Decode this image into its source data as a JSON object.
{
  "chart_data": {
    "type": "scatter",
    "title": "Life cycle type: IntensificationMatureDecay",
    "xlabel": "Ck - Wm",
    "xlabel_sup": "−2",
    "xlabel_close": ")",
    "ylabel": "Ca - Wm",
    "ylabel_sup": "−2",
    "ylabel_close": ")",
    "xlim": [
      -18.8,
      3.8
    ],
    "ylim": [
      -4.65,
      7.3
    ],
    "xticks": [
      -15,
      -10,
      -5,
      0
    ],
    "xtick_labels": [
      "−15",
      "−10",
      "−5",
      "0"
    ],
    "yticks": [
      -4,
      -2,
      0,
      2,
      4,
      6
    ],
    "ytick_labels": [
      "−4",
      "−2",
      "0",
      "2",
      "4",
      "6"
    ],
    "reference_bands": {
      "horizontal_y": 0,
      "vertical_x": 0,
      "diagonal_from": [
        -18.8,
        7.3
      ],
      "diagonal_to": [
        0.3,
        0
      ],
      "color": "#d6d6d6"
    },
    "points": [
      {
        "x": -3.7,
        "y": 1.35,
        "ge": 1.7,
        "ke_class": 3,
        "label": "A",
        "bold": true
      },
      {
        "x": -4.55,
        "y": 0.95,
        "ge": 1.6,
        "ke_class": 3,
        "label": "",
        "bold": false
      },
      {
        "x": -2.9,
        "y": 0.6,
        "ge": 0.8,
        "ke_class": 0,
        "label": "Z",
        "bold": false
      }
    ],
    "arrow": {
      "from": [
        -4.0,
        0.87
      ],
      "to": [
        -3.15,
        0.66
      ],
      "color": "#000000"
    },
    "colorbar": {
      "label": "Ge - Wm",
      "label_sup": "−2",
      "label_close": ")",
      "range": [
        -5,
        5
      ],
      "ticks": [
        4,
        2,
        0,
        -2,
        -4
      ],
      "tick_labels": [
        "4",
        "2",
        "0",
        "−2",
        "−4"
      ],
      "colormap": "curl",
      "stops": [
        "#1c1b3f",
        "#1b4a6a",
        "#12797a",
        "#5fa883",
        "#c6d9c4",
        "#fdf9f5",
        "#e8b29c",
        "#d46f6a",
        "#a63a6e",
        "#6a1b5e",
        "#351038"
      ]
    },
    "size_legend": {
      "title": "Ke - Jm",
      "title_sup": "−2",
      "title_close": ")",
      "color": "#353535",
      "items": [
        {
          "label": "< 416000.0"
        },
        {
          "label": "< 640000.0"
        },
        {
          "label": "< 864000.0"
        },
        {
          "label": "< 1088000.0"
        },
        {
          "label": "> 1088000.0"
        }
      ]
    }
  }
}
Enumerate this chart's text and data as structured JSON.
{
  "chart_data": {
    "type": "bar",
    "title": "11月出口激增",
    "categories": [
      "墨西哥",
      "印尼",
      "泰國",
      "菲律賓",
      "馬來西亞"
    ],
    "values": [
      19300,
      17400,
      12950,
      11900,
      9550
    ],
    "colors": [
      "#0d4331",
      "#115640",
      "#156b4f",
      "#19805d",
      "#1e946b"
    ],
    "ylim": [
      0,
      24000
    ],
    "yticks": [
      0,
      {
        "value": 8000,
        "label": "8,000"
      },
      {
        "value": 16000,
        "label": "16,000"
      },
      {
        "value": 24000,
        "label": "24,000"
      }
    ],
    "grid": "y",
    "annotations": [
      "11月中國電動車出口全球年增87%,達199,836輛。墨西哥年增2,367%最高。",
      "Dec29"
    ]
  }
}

▸ **Exercise directions**: Give the material above again, word for word.

▸ **Response below**:
Decode this image into its source data as a JSON object.
{
  "chart_data": {
    "type": "scatter",
    "title": "Life cycle type: IntensificationMatureDecay",
    "xlabel": "Ck - Wm",
    "xlabel_sup": "−2",
    "xlabel_close": ")",
    "ylabel": "Ca - Wm",
    "ylabel_sup": "−2",
    "ylabel_close": ")",
    "xlim": [
      -18.8,
      3.8
    ],
    "ylim": [
      -4.65,
      7.3
    ],
    "xticks": [
      -15,
      -10,
      -5,
      0
    ],
    "xtick_labels": [
      "−15",
      "−10",
      "−5",
      "0"
    ],
    "yticks": [
      -4,
      -2,
      0,
      2,
      4,
      6
    ],
    "ytick_labels": [
      "−4",
      "−2",
      "0",
      "2",
      "4",
      "6"
    ],
    "reference_bands": {
      "horizontal_y": 0,
      "vertical_x": 0,
      "diagonal_from": [
        -18.8,
        7.3
      ],
      "diagonal_to": [
        0.3,
        0
      ],
      "color": "#d6d6d6"
    },
    "points": [
      {
        "x": -3.7,
        "y": 1.35,
        "ge": 1.7,
        "ke_class": 3,
        "label": "A",
        "bold": true
      },
      {
        "x": -4.55,
        "y": 0.95,
        "ge": 1.6,
        "ke_class": 3,
        "label": "",
        "bold": false
      },
      {
        "x": -2.9,
        "y": 0.6,
        "ge": 0.8,
        "ke_class": 0,
        "label": "Z",
        "bold": false
      }
    ],
    "arrow": {
      "from": [
        -4.0,
        0.87
      ],
      "to": [
        -3.15,
        0.66
      ],
      "color": "#000000"
    },
    "colorbar": {
      "label": "Ge - Wm",
      "label_sup": "−2",
      "label_close": ")",
      "range": [
        -5,
        5
      ],
      "ticks": [
        4,
        2,
        0,
        -2,
        -4
      ],
      "tick_labels": [
        "4",
        "2",
        "0",
        "−2",
        "−4"
      ],
      "colormap": "curl",
      "stops": [
        "#1c1b3f",
        "#1b4a6a",
        "#12797a",
        "#5fa883",
        "#c6d9c4",
        "#fdf9f5",
        "#e8b29c",
        "#d46f6a",
        "#a63a6e",
        "#6a1b5e",
        "#351038"
      ]
    },
    "size_legend": {
      "title": "Ke - Jm",
      "title_sup": "−2",
      "title_close": ")",
      "color": "#353535",
      "items": [
        {
          "label": "< 416000.0"
        },
        {
          "label": "< 640000.0"
        },
        {
          "label": "< 864000.0"
        },
        {
          "label": "< 1088000.0"
        },
        {
          "label": "> 1088000.0"
        }
      ]
    }
  }
}
Enumerate this chart's text and data as structured JSON.
{
  "chart_data": {
    "type": "bar",
    "title": "11月出口激增",
    "categories": [
      "墨西哥",
      "印尼",
      "泰國",
      "菲律賓",
      "馬來西亞"
    ],
    "values": [
      19300,
      17400,
      12950,
      11900,
      9550
    ],
    "colors": [
      "#0d4331",
      "#115640",
      "#156b4f",
      "#19805d",
      "#1e946b"
    ],
    "ylim": [
      0,
      24000
    ],
    "yticks": [
      0,
      {
        "value": 8000,
        "label": "8,000"
      },
      {
        "value": 16000,
        "label": "16,000"
      },
      {
        "value": 24000,
        "label": "24,000"
      }
    ],
    "grid": "y",
    "annotations": [
      "11月中國電動車出口全球年增87%,達199,836輛。墨西哥年增2,367%最高。",
      "Dec29"
    ]
  }
}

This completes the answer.